**What to produce**
All of the entries need to be written out again, exactly as they are.

(Saved entries)
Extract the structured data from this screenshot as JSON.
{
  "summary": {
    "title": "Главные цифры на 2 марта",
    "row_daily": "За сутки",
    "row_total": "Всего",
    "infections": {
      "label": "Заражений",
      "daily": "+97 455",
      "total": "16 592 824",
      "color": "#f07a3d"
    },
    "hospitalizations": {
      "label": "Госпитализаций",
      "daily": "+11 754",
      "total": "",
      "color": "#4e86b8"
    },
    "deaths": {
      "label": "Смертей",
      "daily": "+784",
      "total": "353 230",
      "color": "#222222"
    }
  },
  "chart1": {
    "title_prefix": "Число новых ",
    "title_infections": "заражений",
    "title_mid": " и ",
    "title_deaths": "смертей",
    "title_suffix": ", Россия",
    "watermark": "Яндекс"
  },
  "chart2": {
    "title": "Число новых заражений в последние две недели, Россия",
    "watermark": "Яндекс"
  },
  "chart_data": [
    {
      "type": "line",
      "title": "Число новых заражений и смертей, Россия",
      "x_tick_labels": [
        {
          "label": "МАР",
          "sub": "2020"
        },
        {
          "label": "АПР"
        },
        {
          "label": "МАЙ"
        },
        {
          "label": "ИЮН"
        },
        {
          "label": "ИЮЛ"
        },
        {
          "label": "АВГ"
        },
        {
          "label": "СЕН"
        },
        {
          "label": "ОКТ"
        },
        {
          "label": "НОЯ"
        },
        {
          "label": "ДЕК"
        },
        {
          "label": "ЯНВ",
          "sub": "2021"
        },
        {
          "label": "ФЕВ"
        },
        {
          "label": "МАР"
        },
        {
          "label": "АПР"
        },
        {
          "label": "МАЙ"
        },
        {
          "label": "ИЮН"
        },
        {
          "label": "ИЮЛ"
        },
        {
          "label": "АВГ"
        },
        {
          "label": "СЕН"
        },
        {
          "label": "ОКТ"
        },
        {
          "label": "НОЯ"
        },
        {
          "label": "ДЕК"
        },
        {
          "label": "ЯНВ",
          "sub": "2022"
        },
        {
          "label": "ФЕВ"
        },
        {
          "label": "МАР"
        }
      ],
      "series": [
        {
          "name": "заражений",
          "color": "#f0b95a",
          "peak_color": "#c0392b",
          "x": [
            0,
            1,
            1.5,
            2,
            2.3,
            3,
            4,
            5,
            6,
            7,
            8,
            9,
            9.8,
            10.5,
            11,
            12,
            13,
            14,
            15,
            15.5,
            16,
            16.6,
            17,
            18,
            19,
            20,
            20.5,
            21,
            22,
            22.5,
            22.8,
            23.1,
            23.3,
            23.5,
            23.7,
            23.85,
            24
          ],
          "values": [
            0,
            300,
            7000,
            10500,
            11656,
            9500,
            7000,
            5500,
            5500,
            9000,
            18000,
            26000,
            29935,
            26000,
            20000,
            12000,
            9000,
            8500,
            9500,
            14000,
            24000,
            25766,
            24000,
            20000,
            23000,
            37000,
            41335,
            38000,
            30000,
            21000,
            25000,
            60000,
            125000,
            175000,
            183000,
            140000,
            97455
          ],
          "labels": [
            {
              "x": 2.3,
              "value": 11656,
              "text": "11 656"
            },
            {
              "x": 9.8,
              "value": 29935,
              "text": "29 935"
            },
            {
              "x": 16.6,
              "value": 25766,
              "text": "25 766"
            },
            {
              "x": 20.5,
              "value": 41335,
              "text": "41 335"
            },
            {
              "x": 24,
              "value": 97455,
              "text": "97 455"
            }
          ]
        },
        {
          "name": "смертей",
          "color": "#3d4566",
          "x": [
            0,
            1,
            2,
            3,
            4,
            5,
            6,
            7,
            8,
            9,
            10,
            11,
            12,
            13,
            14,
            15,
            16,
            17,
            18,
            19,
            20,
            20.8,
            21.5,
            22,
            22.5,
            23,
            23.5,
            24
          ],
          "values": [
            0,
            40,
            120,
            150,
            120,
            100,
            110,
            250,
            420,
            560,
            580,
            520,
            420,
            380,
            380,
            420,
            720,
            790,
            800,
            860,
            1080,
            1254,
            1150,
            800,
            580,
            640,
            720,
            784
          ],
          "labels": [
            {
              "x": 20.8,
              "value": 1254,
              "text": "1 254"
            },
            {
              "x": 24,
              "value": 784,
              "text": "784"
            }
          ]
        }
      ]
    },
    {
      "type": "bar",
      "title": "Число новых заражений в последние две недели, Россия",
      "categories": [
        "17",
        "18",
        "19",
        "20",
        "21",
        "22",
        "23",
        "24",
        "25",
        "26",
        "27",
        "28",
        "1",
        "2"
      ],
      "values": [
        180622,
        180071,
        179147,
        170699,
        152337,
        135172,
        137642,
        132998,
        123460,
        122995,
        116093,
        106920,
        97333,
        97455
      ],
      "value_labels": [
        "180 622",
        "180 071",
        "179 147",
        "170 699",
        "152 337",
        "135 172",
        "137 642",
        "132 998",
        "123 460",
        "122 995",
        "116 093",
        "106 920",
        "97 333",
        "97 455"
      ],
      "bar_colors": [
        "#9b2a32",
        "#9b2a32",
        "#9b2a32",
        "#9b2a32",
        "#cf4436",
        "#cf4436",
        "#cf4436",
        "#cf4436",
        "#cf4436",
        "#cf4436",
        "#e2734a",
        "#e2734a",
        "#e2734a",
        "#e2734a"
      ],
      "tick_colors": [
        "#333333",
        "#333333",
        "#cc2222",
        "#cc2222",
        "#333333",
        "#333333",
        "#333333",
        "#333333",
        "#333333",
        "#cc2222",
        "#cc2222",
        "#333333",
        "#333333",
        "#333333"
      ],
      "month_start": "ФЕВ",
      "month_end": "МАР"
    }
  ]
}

**Final result**
Extract the structured data from this screenshot as JSON.
{
  "summary": {
    "title": "Главные цифры на 2 марта",
    "row_daily": "За сутки",
    "row_total": "Всего",
    "infections": {
      "label": "Заражений",
      "daily": "+97 455",
      "total": "16 592 824",
      "color": "#f07a3d"
    },
    "hospitalizations": {
      "label": "Госпитализаций",
      "daily": "+11 754",
      "total": "",
      "color": "#4e86b8"
    },
    "deaths": {
      "label": "Смертей",
      "daily": "+784",
      "total": "353 230",
      "color": "#222222"
    }
  },
  "chart1": {
    "title_prefix": "Число новых ",
    "title_infections": "заражений",
    "title_mid": " и ",
    "title_deaths": "смертей",
    "title_suffix": ", Россия",
    "watermark": "Яндекс"
  },
  "chart2": {
    "title": "Число новых заражений в последние две недели, Россия",
    "watermark": "Яндекс"
  },
  "chart_data": [
    {
      "type": "line",
      "title": "Число новых заражений и смертей, Россия",
      "x_tick_labels": [
        {
          "label": "МАР",
          "sub": "2020"
        },
        {
          "label": "АПР"
        },
        {
          "label": "МАЙ"
        },
        {
          "label": "ИЮН"
        },
        {
          "label": "ИЮЛ"
        },
        {
          "label": "АВГ"
        },
        {
          "label": "СЕН"
        },
        {
          "label": "ОКТ"
        },
        {
          "label": "НОЯ"
        },
        {
          "label": "ДЕК"
        },
        {
          "label": "ЯНВ",
          "sub": "2021"
        },
        {
          "label": "ФЕВ"
        },
        {
          "label": "МАР"
        },
        {
          "label": "АПР"
        },
        {
          "label": "МАЙ"
        },
        {
          "label": "ИЮН"
        },
        {
          "label": "ИЮЛ"
        },
        {
          "label": "АВГ"
        },
        {
          "label": "СЕН"
        },
        {
          "label": "ОКТ"
        },
        {
          "label": "НОЯ"
        },
        {
          "label": "ДЕК"
        },
        {
          "label": "ЯНВ",
          "sub": "2022"
        },
        {
          "label": "ФЕВ"
        },
        {
          "label": "МАР"
        }
      ],
      "series": [
        {
          "name": "заражений",
          "color": "#f0b95a",
          "peak_color": "#c0392b",
          "x": [
            0,
            1,
            1.5,
            2,
            2.3,
            3,
            4,
            5,
            6,
            7,
            8,
            9,
            9.8,
            10.5,
            11,
            12,
            13,
            14,
            15,
            15.5,
            16,
            16.6,
            17,
            18,
            19,
            20,
            20.5,
            21,
            22,
            22.5,
            22.8,
            23.1,
            23.3,
            23.5,
            23.7,
            23.85,
            24
          ],
          "values": [
            0,
            300,
            7000,
            10500,
            11656,
            9500,
            7000,
            5500,
            5500,
            9000,
            18000,
            26000,
            29935,
            26000,
            20000,
            12000,
            9000,
            8500,
            9500,
            14000,
            24000,
            25766,
            24000,
            20000,
            23000,
            37000,
            41335,
            38000,
            30000,
            21000,
            25000,
            60000,
            125000,
            175000,
            183000,
            140000,
            97455
          ],
          "labels": [
            {
              "x": 2.3,
              "value": 11656,
              "text": "11 656"
            },
            {
              "x": 9.8,
              "value": 29935,
              "text": "29 935"
            },
            {
              "x": 16.6,
              "value": 25766,
              "text": "25 766"
            },
            {
              "x": 20.5,
              "value": 41335,
              "text": "41 335"
            },
            {
              "x": 24,
              "value": 97455,
              "text": "97 455"
            }
          ]
        },
        {
          "name": "смертей",
          "color": "#3d4566",
          "x": [
            0,
            1,
            2,
            3,
            4,
            5,
            6,
            7,
            8,
            9,
            10,
            11,
            12,
            13,
            14,
            15,
            16,
            17,
            18,
            19,
            20,
            20.8,
            21.5,
            22,
            22.5,
            23,
            23.5,
            24
          ],
          "values": [
            0,
            40,
            120,
            150,
            120,
            100,
            110,
            250,
            420,
            560,
            580,
            520,
            420,
            380,
            380,
            420,
            720,
            790,
            800,
            860,
            1080,
            1254,
            1150,
            800,
            580,
            640,
            720,
            784
          ],
          "labels": [
            {
              "x": 20.8,
              "value": 1254,
              "text": "1 254"
            },
            {
              "x": 24,
              "value": 784,
              "text": "784"
            }
          ]
        }
      ]
    },
    {
      "type": "bar",
      "title": "Число новых заражений в последние две недели, Россия",
      "categories": [
        "17",
        "18",
        "19",
        "20",
        "21",
        "22",
        "23",
        "24",
        "25",
        "26",
        "27",
        "28",
        "1",
        "2"
      ],
      "values": [
        180622,
        180071,
        179147,
        170699,
        152337,
        135172,
        137642,
        132998,
        123460,
        122995,
        116093,
        106920,
        97333,
        97455
      ],
      "value_labels": [
        "180 622",
        "180 071",
        "179 147",
        "170 699",
        "152 337",
        "135 172",
        "137 642",
        "132 998",
        "123 460",
        "122 995",
        "116 093",
        "106 920",
        "97 333",
        "97 455"
      ],
      "bar_colors": [
        "#9b2a32",
        "#9b2a32",
        "#9b2a32",
        "#9b2a32",
        "#cf4436",
        "#cf4436",
        "#cf4436",
        "#cf4436",
        "#cf4436",
        "#cf4436",
        "#e2734a",
        "#e2734a",
        "#e2734a",
        "#e2734a"
      ],
      "tick_colors": [
        "#333333",
        "#333333",
        "#cc2222",
        "#cc2222",
        "#333333",
        "#333333",
        "#333333",
        "#333333",
        "#333333",
        "#cc2222",
        "#cc2222",
        "#333333",
        "#333333",
        "#333333"
      ],
      "month_start": "ФЕВ",
      "month_end": "МАР"
    }
  ]
}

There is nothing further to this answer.